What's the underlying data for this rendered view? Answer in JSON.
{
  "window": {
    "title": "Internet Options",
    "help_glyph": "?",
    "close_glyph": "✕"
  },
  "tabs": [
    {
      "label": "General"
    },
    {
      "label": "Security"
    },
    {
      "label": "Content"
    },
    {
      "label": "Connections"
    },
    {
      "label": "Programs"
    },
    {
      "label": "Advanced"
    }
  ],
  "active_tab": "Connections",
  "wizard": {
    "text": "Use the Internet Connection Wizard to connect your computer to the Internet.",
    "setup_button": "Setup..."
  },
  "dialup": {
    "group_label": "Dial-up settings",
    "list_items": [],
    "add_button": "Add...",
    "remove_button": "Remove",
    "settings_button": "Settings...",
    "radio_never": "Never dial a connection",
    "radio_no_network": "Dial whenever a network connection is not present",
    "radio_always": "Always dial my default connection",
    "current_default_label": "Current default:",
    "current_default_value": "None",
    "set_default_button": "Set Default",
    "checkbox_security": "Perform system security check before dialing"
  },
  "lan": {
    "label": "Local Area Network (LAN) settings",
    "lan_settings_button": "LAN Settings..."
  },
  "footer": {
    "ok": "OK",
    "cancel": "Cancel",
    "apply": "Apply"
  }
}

· · · · · · ·

Hand back the material above in full, exactly as written.

What's the underlying data for this rendered view? Answer in JSON.
{
  "window": {
    "title": "Internet Options",
    "help_glyph": "?",
    "close_glyph": "✕"
  },
  "tabs": [
    {
      "label": "General"
    },
    {
      "label": "Security"
    },
    {
      "label": "Content"
    },
    {
      "label": "Connections"
    },
    {
      "label": "Programs"
    },
    {
      "label": "Advanced"
    }
  ],
  "active_tab": "Connections",
  "wizard": {
    "text": "Use the Internet Connection Wizard to connect your computer to the Internet.",
    "setup_button": "Setup..."
  },
  "dialup": {
    "group_label": "Dial-up settings",
    "list_items": [],
    "add_button": "Add...",
    "remove_button": "Remove",
    "settings_button": "Settings...",
    "radio_never": "Never dial a connection",
    "radio_no_network": "Dial whenever a network connection is not present",
    "radio_always": "Always dial my default connection",
    "current_default_label": "Current default:",
    "current_default_value": "None",
    "set_default_button": "Set Default",
    "checkbox_security": "Perform system security check before dialing"
  },
  "lan": {
    "label": "Local Area Network (LAN) settings",
    "lan_settings_button": "LAN Settings..."
  },
  "footer": {
    "ok": "OK",
    "cancel": "Cancel",
    "apply": "Apply"
  }
}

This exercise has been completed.